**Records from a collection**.
......

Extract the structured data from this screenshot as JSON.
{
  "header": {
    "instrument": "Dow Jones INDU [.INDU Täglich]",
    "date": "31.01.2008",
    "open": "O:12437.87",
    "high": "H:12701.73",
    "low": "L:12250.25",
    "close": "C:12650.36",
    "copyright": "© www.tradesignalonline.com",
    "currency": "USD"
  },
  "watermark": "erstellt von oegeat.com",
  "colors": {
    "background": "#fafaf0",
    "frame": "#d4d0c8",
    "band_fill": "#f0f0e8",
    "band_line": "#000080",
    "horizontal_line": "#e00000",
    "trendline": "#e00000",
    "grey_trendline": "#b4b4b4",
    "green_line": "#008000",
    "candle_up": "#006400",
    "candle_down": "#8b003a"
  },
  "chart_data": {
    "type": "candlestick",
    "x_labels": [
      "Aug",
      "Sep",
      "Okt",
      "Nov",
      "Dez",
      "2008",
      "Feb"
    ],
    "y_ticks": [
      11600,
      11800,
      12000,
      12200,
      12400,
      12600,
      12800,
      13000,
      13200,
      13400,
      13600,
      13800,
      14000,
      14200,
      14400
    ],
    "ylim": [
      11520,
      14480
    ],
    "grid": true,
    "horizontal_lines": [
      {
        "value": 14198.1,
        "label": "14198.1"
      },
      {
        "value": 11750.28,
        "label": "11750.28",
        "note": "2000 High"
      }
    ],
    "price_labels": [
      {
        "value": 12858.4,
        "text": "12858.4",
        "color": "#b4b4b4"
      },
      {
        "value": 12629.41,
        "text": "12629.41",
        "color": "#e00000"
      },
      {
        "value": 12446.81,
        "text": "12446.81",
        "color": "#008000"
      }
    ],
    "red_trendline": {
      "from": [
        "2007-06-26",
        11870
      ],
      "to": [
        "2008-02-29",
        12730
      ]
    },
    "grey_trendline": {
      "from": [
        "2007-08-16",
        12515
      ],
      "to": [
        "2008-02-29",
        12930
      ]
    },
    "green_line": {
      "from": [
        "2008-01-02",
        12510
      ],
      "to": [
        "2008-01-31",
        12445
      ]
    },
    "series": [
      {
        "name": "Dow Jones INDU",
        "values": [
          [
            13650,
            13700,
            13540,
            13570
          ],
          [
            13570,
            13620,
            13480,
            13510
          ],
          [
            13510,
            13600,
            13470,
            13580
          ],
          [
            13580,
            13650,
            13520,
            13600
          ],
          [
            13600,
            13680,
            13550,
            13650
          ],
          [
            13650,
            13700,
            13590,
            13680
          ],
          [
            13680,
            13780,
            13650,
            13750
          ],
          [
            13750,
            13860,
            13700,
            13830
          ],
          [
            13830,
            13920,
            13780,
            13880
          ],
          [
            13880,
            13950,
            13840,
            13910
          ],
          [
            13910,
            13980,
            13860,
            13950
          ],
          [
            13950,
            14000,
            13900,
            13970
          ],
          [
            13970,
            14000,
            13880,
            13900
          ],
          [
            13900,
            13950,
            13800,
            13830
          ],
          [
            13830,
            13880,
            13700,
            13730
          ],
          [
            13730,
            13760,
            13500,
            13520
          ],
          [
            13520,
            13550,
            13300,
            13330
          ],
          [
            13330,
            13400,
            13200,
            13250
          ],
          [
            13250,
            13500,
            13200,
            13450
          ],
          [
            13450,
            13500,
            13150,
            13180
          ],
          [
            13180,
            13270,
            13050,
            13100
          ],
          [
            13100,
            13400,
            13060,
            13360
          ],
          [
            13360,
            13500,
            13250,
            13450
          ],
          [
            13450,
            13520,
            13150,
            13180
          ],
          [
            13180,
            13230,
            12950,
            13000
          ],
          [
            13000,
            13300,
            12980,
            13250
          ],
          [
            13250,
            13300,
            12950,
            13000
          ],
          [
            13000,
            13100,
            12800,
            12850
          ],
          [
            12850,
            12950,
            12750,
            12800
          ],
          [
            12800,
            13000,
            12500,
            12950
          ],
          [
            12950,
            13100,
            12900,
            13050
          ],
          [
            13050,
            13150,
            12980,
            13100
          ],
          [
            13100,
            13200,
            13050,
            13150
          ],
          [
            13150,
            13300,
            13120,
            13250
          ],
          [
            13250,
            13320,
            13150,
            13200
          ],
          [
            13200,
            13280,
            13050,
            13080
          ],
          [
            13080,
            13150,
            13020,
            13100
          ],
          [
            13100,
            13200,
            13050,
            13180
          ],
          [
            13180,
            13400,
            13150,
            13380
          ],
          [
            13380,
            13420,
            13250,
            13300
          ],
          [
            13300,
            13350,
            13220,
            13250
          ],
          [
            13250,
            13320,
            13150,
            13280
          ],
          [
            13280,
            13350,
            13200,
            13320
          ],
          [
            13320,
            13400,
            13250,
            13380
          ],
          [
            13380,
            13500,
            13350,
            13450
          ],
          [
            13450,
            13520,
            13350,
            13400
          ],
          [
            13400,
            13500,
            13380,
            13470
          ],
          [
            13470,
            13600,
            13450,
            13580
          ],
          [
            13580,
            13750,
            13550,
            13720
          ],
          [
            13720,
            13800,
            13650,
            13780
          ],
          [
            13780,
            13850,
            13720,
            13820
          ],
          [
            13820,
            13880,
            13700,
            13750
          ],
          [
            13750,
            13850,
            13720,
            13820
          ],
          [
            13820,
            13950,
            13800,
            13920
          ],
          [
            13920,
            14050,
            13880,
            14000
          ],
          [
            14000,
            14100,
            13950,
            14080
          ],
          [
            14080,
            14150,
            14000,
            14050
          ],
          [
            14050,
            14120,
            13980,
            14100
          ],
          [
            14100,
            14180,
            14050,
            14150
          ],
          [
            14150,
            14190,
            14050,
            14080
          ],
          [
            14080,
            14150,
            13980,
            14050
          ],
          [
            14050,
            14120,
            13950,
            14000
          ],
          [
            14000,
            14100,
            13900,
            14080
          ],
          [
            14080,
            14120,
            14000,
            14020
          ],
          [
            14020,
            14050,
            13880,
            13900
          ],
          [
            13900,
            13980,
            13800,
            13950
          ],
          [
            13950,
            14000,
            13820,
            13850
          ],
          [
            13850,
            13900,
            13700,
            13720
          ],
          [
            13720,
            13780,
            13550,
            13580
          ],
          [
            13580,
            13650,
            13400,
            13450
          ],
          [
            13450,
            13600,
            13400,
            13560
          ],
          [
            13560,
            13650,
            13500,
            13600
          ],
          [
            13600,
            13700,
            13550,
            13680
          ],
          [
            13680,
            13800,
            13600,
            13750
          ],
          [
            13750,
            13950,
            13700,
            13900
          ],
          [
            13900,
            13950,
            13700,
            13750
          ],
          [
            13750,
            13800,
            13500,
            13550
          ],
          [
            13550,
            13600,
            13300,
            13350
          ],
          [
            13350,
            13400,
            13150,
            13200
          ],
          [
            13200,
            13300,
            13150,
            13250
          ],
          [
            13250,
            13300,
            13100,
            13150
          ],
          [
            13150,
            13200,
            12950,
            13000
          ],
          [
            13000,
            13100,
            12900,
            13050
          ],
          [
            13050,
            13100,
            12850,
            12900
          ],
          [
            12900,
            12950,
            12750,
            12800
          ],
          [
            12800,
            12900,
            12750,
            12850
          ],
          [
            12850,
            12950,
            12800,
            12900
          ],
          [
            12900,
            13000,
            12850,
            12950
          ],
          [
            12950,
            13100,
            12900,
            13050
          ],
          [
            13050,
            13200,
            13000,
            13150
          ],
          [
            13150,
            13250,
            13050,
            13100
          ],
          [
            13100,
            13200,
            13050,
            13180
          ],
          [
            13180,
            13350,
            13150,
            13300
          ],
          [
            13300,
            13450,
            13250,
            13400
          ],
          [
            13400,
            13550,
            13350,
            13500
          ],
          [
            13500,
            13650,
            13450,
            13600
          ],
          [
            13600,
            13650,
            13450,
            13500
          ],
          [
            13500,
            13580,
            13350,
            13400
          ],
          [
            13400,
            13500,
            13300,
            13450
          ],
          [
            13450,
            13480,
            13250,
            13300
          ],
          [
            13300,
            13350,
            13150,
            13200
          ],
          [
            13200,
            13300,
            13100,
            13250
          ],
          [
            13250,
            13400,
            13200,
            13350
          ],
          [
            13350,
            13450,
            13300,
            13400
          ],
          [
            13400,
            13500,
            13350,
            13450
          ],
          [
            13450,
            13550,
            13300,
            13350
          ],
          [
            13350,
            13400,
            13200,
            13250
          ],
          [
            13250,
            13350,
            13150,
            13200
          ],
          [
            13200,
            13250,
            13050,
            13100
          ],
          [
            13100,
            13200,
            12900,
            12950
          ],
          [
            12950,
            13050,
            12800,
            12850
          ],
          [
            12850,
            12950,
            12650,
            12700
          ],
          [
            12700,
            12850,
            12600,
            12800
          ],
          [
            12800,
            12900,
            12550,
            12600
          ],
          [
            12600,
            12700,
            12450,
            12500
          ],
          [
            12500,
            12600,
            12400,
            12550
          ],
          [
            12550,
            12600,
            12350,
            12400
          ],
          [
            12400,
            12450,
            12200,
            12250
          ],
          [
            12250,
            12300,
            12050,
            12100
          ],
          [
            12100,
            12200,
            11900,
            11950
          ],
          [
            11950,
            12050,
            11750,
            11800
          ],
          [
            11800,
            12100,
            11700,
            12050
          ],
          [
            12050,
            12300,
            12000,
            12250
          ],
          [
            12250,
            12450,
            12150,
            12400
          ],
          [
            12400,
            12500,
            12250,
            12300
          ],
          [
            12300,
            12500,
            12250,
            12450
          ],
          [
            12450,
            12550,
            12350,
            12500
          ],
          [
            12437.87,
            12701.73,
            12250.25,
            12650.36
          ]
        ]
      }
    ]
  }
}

......

**WHAT IS REQUIRED**. Return each line where "text" shows up.

**TASK RESULT**.
        "text": "12858.4",
        "text": "12629.41",
        "text": "12446.81",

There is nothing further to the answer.